Go through the records and extract every line with the word "бегать".

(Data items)
====

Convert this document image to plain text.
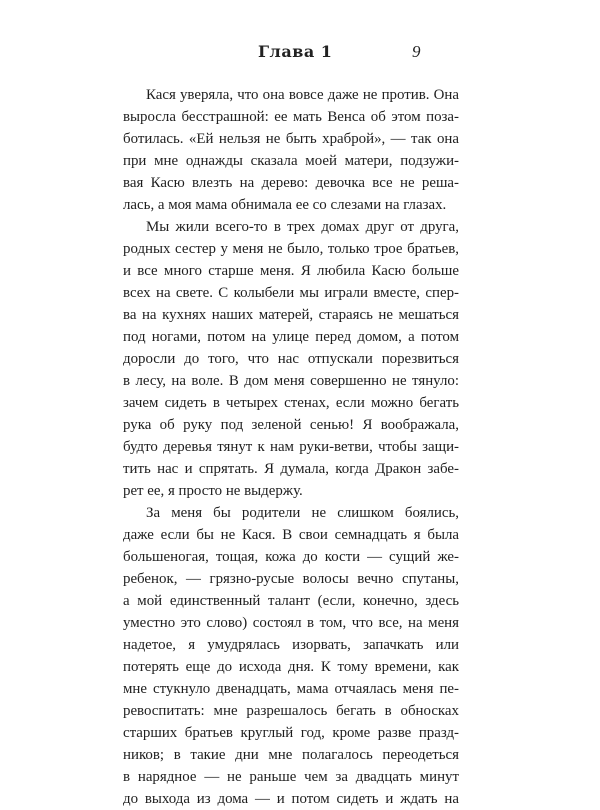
Глава 1	9
Кася уверяла, что она вовсе даже не против. Она
выросла бесстрашной: ее мать Венса об этом поза-
ботилась. «Ей нельзя не быть храброй», — так она
при мне однажды сказала моей матери, подзужи-
вая Касю влезть на дерево: девочка все не реша-
лась, а моя мама обнимала ее со слезами на глазах.
Мы жили всего-то в трех домах друг от друга,
родных сестер у меня не было, только трое братьев,
и все много старше меня. Я любила Касю больше
всех на свете. С колыбели мы играли вместе, спер-
ва на кухнях наших матерей, стараясь не мешаться
под ногами, потом на улице перед домом, а потом
доросли до того, что нас отпускали порезвиться
в лесу, на воле. В дом меня совершенно не тянуло:
зачем сидеть в четырех стенах, если можно бегать
рука об руку под зеленой сенью! Я воображала,
будто деревья тянут к нам руки-ветви, чтобы защи-
тить нас и спрятать. Я думала, когда Дракон забе-
рет ее, я просто не выдержу.
За меня бы родители не слишком боялись,
даже если бы не Кася. В свои семнадцать я была
большеногая, тощая, кожа до кости — сущий же-
ребенок, — грязно-русые волосы вечно спутаны,
а мой единственный талант (если, конечно, здесь
уместно это слово) состоял в том, что все, на меня
надетое, я умудрялась изорвать, запачкать или
потерять еще до исхода дня. К тому времени, как
мне стукнуло двенадцать, мама отчаялась меня пе-
ревоспитать: мне разрешалось бегать в обносках
старших братьев круглый год, кроме разве празд-
ников; в такие дни мне полагалось переодеться
в нарядное — не раньше чем за двадцать минут
до выхода из дома — и потом сидеть и ждать на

====

• **Complete response**
зачем сидеть в четырех стенах, если можно бегать
ревоспитать: мне разрешалось бегать в обносках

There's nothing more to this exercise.